Will you write out all the entries below exactly?
BEGIN
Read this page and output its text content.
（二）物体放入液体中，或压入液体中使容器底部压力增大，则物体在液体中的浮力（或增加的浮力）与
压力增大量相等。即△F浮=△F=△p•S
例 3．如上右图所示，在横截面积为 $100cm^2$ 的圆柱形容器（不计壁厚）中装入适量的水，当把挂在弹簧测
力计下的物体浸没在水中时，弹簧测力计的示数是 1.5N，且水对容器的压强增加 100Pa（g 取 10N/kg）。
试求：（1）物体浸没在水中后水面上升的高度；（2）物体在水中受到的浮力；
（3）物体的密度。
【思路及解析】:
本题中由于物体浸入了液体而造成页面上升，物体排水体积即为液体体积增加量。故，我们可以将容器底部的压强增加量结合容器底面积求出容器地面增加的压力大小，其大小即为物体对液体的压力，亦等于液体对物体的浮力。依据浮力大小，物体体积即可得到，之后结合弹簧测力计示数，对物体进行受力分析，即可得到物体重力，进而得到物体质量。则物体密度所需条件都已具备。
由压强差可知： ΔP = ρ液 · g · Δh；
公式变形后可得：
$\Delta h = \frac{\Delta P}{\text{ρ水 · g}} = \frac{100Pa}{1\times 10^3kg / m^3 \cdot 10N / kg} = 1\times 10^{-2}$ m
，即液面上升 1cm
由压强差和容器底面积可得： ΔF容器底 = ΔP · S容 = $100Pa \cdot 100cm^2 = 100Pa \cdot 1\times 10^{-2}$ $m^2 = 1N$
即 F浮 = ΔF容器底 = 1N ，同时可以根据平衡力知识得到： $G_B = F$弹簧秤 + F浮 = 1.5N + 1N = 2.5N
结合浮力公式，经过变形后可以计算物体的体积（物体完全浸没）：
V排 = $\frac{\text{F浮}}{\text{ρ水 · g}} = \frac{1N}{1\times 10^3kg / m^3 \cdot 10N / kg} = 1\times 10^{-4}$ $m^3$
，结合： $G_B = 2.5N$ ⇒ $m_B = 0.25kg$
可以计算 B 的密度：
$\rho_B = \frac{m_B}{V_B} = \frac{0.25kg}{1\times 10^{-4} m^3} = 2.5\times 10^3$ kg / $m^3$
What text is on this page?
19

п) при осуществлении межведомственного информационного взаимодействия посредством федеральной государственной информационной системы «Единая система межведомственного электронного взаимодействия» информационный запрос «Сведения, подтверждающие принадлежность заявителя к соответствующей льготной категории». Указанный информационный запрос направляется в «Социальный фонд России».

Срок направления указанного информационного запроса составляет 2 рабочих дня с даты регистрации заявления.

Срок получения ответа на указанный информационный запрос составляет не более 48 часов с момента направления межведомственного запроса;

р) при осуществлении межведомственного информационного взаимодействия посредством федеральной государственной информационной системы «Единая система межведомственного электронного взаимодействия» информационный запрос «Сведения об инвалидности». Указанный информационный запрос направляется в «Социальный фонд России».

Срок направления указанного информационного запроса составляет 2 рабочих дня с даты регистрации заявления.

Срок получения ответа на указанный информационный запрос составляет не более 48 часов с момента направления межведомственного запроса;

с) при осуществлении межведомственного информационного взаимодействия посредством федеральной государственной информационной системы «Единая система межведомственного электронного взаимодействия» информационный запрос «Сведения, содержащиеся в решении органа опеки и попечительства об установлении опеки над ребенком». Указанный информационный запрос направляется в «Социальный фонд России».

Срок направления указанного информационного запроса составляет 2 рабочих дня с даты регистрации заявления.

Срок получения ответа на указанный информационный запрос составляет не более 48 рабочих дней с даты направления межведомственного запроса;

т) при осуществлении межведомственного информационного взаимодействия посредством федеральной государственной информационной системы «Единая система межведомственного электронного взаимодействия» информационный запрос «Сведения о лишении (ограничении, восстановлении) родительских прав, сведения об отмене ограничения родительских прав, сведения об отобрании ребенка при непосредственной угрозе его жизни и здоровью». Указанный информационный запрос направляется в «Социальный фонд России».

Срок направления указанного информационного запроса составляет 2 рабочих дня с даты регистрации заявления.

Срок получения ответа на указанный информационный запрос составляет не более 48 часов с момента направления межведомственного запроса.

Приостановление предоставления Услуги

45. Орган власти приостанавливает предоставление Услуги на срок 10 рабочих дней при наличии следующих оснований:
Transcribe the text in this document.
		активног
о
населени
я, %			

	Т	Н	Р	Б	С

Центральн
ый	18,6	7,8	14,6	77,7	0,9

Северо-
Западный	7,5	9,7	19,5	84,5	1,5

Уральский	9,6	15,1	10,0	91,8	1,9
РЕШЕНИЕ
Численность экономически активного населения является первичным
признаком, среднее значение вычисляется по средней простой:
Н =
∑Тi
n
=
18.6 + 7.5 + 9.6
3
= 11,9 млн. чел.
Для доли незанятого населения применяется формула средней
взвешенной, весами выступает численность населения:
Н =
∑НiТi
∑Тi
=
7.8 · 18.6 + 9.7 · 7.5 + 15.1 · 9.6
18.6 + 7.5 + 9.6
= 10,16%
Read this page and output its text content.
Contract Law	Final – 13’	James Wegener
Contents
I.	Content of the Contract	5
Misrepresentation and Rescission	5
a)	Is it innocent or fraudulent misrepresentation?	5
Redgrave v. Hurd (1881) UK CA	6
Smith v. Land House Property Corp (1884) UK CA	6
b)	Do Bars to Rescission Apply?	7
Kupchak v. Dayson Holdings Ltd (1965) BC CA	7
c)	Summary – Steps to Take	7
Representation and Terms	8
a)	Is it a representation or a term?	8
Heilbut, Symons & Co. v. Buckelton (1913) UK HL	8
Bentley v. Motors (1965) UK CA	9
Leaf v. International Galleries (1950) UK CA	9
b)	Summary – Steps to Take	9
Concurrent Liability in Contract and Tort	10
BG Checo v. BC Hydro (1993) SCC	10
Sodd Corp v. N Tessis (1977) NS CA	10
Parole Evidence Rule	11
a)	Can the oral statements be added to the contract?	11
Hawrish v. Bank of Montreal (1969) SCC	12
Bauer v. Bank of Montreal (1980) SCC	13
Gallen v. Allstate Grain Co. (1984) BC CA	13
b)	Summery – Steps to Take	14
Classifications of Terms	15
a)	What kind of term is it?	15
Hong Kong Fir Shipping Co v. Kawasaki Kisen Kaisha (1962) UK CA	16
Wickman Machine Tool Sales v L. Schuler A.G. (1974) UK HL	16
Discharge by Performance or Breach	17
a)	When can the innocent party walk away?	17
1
END
(OUTPUT FOR THIS EXERCISE):
Read this page and output its text content.
（二）物体放入液体中，或压入液体中使容器底部压力增大，则物体在液体中的浮力（或增加的浮力）与
压力增大量相等。即△F浮=△F=△p•S
例 3．如上右图所示，在横截面积为 $100cm^2$ 的圆柱形容器（不计壁厚）中装入适量的水，当把挂在弹簧测
力计下的物体浸没在水中时，弹簧测力计的示数是 1.5N，且水对容器的压强增加 100Pa（g 取 10N/kg）。
试求：（1）物体浸没在水中后水面上升的高度；（2）物体在水中受到的浮力；
（3）物体的密度。
【思路及解析】:
本题中由于物体浸入了液体而造成页面上升，物体排水体积即为液体体积增加量。故，我们可以将容器底部的压强增加量结合容器底面积求出容器地面增加的压力大小，其大小即为物体对液体的压力，亦等于液体对物体的浮力。依据浮力大小，物体体积即可得到，之后结合弹簧测力计示数，对物体进行受力分析，即可得到物体重力，进而得到物体质量。则物体密度所需条件都已具备。
由压强差可知： ΔP = ρ液 · g · Δh；
公式变形后可得：
$\Delta h = \frac{\Delta P}{\text{ρ水 · g}} = \frac{100Pa}{1\times 10^3kg / m^3 \cdot 10N / kg} = 1\times 10^{-2}$ m
，即液面上升 1cm
由压强差和容器底面积可得： ΔF容器底 = ΔP · S容 = $100Pa \cdot 100cm^2 = 100Pa \cdot 1\times 10^{-2}$ $m^2 = 1N$
即 F浮 = ΔF容器底 = 1N ，同时可以根据平衡力知识得到： $G_B = F$弹簧秤 + F浮 = 1.5N + 1N = 2.5N
结合浮力公式，经过变形后可以计算物体的体积（物体完全浸没）：
V排 = $\frac{\text{F浮}}{\text{ρ水 · g}} = \frac{1N}{1\times 10^3kg / m^3 \cdot 10N / kg} = 1\times 10^{-4}$ $m^3$
，结合： $G_B = 2.5N$ ⇒ $m_B = 0.25kg$
可以计算 B 的密度：
$\rho_B = \frac{m_B}{V_B} = \frac{0.25kg}{1\times 10^{-4} m^3} = 2.5\times 10^3$ kg / $m^3$
What text is on this page?
19

п) при осуществлении межведомственного информационного взаимодействия посредством федеральной государственной информационной системы «Единая система межведомственного электронного взаимодействия» информационный запрос «Сведения, подтверждающие принадлежность заявителя к соответствующей льготной категории». Указанный информационный запрос направляется в «Социальный фонд России».

Срок направления указанного информационного запроса составляет 2 рабочих дня с даты регистрации заявления.

Срок получения ответа на указанный информационный запрос составляет не более 48 часов с момента направления межведомственного запроса;

р) при осуществлении межведомственного информационного взаимодействия посредством федеральной государственной информационной системы «Единая система межведомственного электронного взаимодействия» информационный запрос «Сведения об инвалидности». Указанный информационный запрос направляется в «Социальный фонд России».

Срок направления указанного информационного запроса составляет 2 рабочих дня с даты регистрации заявления.

Срок получения ответа на указанный информационный запрос составляет не более 48 часов с момента направления межведомственного запроса;

с) при осуществлении межведомственного информационного взаимодействия посредством федеральной государственной информационной системы «Единая система межведомственного электронного взаимодействия» информационный запрос «Сведения, содержащиеся в решении органа опеки и попечительства об установлении опеки над ребенком». Указанный информационный запрос направляется в «Социальный фонд России».

Срок направления указанного информационного запроса составляет 2 рабочих дня с даты регистрации заявления.

Срок получения ответа на указанный информационный запрос составляет не более 48 рабочих дней с даты направления межведомственного запроса;

т) при осуществлении межведомственного информационного взаимодействия посредством федеральной государственной информационной системы «Единая система межведомственного электронного взаимодействия» информационный запрос «Сведения о лишении (ограничении, восстановлении) родительских прав, сведения об отмене ограничения родительских прав, сведения об отобрании ребенка при непосредственной угрозе его жизни и здоровью». Указанный информационный запрос направляется в «Социальный фонд России».

Срок направления указанного информационного запроса составляет 2 рабочих дня с даты регистрации заявления.

Срок получения ответа на указанный информационный запрос составляет не более 48 часов с момента направления межведомственного запроса.

Приостановление предоставления Услуги

45. Орган власти приостанавливает предоставление Услуги на срок 10 рабочих дней при наличии следующих оснований:
Transcribe the text in this document.
		активног
о
населени
я, %			

	Т	Н	Р	Б	С

Центральн
ый	18,6	7,8	14,6	77,7	0,9

Северо-
Западный	7,5	9,7	19,5	84,5	1,5

Уральский	9,6	15,1	10,0	91,8	1,9
РЕШЕНИЕ
Численность экономически активного населения является первичным
признаком, среднее значение вычисляется по средней простой:
Н =
∑Тi
n
=
18.6 + 7.5 + 9.6
3
= 11,9 млн. чел.
Для доли незанятого населения применяется формула средней
взвешенной, весами выступает численность населения:
Н =
∑НiТi
∑Тi
=
7.8 · 18.6 + 9.7 · 7.5 + 15.1 · 9.6
18.6 + 7.5 + 9.6
= 10,16%
Read this page and output its text content.
Contract Law	Final – 13’	James Wegener
Contents
I.	Content of the Contract	5
Misrepresentation and Rescission	5
a)	Is it innocent or fraudulent misrepresentation?	5
Redgrave v. Hurd (1881) UK CA	6
Smith v. Land House Property Corp (1884) UK CA	6
b)	Do Bars to Rescission Apply?	7
Kupchak v. Dayson Holdings Ltd (1965) BC CA	7
c)	Summary – Steps to Take	7
Representation and Terms	8
a)	Is it a representation or a term?	8
Heilbut, Symons & Co. v. Buckelton (1913) UK HL	8
Bentley v. Motors (1965) UK CA	9
Leaf v. International Galleries (1950) UK CA	9
b)	Summary – Steps to Take	9
Concurrent Liability in Contract and Tort	10
BG Checo v. BC Hydro (1993) SCC	10
Sodd Corp v. N Tessis (1977) NS CA	10
Parole Evidence Rule	11
a)	Can the oral statements be added to the contract?	11
Hawrish v. Bank of Montreal (1969) SCC	12
Bauer v. Bank of Montreal (1980) SCC	13
Gallen v. Allstate Grain Co. (1984) BC CA	13
b)	Summery – Steps to Take	14
Classifications of Terms	15
a)	What kind of term is it?	15
Hong Kong Fir Shipping Co v. Kawasaki Kisen Kaisha (1962) UK CA	16
Wickman Machine Tool Sales v L. Schuler A.G. (1974) UK HL	16
Discharge by Performance or Breach	17
a)	When can the innocent party walk away?	17
1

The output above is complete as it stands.